En un rincón del mundo —uno de esos que rara vez aparecen en los mapas— los libros cuestan tanto que uno termina por olvidarse de leer. No porque no se quiera, sino porque el hábito de la lectura, como todo músculo del alma, necesita ejercicio. Y en un entorno donde el papel encuadernado se convierte en un lujo, la gimnasia del pensamiento se atrofia.
Aquí, donde el saber tiene precio y los estantes de las librerías parecen vitrinas de joyerías, el acceso al conocimiento se vuelve un privilegio y no un derecho. Las bibliotecas públicas —si las hay— son pequeñas islas en un océano de necesidades más urgentes. Las iniciativas que en otros lugares florecen —bicicletas con libros, estanterías callejeras, ferias de trueque— aquí apenas se sueñan. Y cuando se sueñan, no siempre se concretan.

····················

Transcribe del texto sobre el acceso a los libros el pasaje que va desde "Aquí, donde el" hasta "siempre se concretan.". Los registros no hacen falta.

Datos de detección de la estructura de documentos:
····················

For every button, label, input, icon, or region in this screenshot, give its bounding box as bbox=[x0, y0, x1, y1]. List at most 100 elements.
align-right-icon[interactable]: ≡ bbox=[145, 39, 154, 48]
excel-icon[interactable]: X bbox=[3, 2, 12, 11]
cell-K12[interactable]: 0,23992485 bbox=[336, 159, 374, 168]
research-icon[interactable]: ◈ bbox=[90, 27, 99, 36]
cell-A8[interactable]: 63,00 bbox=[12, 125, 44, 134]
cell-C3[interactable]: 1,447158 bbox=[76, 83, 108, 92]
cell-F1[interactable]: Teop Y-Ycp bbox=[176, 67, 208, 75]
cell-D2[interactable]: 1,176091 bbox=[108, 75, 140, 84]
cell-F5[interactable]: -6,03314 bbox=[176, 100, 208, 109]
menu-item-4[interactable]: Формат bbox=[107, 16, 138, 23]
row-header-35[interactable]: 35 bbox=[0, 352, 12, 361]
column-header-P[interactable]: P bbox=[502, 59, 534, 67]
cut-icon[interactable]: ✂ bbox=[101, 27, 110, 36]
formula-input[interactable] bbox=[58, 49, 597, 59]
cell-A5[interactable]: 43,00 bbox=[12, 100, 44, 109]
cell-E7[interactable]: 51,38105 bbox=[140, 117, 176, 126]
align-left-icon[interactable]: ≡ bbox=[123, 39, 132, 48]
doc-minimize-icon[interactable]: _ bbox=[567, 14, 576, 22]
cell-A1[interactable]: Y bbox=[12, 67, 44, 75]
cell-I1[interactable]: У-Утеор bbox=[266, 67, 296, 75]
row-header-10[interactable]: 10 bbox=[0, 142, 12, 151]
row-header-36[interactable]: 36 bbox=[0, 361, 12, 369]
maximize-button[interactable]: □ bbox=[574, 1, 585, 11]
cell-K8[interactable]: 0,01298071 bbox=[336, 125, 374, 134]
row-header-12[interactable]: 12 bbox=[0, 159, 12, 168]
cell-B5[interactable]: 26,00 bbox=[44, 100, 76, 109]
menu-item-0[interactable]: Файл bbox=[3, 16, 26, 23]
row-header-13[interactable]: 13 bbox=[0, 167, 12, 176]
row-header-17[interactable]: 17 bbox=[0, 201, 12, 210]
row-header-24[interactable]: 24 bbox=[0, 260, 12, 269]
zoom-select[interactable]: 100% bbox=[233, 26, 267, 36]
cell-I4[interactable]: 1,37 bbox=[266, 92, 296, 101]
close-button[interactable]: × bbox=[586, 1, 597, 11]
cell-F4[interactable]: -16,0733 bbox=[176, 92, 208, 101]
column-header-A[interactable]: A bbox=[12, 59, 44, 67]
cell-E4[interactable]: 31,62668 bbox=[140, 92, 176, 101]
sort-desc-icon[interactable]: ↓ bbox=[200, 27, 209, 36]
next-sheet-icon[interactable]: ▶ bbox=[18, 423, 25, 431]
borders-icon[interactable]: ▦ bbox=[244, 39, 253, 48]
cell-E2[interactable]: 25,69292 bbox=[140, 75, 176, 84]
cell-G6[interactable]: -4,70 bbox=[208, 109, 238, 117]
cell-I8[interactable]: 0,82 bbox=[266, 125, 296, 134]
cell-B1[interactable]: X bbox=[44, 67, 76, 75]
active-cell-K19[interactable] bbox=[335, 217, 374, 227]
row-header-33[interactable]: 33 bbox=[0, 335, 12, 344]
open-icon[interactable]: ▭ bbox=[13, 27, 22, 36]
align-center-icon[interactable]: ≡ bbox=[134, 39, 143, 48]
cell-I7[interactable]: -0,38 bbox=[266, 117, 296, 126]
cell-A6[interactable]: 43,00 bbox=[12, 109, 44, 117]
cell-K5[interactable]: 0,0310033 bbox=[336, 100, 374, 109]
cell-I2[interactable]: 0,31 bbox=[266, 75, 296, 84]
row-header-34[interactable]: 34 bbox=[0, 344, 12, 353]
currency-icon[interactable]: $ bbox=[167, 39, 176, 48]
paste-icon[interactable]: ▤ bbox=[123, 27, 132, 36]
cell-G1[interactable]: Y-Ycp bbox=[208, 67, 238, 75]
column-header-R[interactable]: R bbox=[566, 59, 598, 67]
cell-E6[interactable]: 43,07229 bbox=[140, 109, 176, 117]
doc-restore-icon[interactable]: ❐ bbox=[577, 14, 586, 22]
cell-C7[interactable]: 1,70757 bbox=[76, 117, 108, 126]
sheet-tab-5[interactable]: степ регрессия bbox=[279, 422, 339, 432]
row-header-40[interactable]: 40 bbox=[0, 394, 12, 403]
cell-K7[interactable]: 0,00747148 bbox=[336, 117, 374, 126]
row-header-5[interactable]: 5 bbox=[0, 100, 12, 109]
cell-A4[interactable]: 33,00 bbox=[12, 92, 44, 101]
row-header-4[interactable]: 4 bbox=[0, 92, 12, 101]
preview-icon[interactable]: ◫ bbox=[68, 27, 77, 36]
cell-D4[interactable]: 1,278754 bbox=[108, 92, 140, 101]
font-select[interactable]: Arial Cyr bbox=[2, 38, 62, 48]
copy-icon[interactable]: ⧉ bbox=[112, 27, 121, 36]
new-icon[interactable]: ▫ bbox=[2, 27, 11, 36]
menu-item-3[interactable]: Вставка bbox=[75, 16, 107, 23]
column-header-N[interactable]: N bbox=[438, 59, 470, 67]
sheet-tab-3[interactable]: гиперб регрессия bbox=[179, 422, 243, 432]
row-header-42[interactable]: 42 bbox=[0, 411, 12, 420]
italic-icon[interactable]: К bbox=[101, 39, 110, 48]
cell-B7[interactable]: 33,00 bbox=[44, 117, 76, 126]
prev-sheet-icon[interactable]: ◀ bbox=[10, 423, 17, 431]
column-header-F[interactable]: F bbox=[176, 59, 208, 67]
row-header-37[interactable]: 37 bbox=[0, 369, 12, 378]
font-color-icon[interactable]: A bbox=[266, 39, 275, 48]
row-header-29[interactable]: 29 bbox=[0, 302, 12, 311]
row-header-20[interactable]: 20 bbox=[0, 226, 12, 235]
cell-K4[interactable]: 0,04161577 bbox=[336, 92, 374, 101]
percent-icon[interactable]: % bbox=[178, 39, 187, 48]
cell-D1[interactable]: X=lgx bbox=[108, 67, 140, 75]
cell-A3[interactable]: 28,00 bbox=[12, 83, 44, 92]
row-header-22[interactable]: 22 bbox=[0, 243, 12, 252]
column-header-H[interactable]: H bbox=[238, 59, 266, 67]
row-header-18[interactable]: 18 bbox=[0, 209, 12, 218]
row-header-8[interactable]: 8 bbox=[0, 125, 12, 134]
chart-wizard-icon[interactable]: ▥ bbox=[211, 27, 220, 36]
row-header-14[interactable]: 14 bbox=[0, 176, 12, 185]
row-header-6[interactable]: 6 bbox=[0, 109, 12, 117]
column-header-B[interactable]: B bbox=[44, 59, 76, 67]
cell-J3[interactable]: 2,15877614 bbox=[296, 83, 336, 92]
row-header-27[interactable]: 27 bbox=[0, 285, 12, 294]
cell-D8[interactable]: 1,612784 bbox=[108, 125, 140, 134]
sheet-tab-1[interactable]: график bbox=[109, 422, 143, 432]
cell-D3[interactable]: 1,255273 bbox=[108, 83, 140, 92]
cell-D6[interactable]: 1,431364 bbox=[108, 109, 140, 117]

····················

§ **RESULTADO**
Aquí, donde el saber tiene precio y los estantes de las librerías parecen vitrinas de joyerías, el acceso al conocimiento se vuelve un privilegio y no un derecho. Las bibliotecas públicas —si las hay— son pequeñas islas en un océano de necesidades más urgentes. Las iniciativas que en otros lugares florecen —bicicletas con libros, estanterías callejeras, ferias de trueque— aquí apenas se sueñan. Y cuando se sueñan, no siempre se concretan.